### Exercise directions:
Identify every line of the data that contains the string "แนวต" and copy each of those lines. Matching is case-sensitive.

### Provided material:

◇ ◇ ◇ ◇

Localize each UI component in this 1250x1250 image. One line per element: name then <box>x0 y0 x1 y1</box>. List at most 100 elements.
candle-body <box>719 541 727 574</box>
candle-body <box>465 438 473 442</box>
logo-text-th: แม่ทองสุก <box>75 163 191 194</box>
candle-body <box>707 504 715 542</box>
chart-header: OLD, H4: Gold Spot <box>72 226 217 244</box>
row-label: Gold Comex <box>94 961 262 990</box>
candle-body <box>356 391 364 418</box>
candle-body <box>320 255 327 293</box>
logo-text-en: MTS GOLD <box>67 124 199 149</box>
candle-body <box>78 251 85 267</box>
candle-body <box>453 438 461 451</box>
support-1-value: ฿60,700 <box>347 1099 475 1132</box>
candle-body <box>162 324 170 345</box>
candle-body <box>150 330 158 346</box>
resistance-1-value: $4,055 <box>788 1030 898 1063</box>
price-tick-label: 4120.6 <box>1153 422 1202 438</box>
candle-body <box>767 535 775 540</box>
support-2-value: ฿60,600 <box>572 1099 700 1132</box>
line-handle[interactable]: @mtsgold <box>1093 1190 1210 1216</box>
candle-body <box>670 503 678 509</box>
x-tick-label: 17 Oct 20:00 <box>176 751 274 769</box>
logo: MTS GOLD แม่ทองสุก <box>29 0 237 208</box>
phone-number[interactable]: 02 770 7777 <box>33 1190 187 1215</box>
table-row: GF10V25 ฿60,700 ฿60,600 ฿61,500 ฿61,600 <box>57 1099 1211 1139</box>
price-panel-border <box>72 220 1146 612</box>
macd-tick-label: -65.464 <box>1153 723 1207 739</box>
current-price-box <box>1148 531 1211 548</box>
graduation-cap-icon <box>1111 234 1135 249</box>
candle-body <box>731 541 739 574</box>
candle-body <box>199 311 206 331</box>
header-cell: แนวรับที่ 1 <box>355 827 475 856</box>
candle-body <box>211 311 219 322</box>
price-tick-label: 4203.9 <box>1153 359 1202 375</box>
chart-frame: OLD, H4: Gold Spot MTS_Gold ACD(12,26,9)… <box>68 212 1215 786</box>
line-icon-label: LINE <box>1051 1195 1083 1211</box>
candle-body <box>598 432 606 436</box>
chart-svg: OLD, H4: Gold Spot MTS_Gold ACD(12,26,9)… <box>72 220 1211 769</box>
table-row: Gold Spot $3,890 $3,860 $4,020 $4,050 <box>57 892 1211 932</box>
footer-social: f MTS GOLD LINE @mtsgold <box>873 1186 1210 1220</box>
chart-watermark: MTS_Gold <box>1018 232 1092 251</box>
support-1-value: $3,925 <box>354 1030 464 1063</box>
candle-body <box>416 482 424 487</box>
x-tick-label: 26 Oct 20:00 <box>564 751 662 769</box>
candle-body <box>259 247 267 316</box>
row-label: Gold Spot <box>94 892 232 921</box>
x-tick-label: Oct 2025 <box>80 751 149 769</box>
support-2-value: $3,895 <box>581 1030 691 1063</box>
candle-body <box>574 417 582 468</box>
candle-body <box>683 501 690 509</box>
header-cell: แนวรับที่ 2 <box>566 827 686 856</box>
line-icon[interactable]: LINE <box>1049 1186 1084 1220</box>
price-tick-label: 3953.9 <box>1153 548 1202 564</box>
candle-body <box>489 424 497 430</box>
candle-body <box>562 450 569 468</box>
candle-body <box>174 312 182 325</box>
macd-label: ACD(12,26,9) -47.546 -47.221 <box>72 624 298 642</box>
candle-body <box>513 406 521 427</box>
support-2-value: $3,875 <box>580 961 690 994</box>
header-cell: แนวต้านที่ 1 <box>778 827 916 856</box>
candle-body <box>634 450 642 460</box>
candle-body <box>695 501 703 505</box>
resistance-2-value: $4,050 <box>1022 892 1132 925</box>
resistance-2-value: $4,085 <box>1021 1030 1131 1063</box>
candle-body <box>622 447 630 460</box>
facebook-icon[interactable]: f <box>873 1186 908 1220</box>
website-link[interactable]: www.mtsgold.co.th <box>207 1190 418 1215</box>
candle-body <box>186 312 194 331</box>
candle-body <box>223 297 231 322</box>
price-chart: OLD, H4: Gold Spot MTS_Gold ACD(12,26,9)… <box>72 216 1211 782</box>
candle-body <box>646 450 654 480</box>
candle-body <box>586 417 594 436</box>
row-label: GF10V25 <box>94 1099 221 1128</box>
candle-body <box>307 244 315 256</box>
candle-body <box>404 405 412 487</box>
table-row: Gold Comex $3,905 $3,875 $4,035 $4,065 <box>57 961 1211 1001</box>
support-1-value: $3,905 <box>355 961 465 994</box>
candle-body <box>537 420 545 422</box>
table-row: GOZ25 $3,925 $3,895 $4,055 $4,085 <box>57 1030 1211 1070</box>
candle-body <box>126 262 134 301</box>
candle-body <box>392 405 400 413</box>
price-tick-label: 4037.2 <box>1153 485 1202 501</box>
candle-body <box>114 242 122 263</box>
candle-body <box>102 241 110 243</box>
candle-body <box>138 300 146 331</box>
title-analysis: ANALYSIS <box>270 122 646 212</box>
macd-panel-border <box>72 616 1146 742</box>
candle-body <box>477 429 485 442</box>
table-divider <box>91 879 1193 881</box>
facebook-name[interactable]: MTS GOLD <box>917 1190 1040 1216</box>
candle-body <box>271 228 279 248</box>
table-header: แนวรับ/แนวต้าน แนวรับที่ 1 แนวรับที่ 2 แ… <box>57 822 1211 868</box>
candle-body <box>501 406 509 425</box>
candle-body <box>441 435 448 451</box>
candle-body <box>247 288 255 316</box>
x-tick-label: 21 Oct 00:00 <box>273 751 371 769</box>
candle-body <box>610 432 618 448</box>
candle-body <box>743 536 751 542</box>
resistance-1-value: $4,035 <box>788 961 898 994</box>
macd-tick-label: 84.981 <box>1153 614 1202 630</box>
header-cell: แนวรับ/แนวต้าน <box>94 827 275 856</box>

◇ ◇ ◇ ◇

### Final result:
header-cell: แนวต้านที่ 1 <box>778 827 916 856</box>
table-header: แนวรับ/แนวต้าน แนวรับที่ 1 แนวรับที่ 2 แ… <box>57 822 1211 868</box>
header-cell: แนวรับ/แนวต้าน <box>94 827 275 856</box>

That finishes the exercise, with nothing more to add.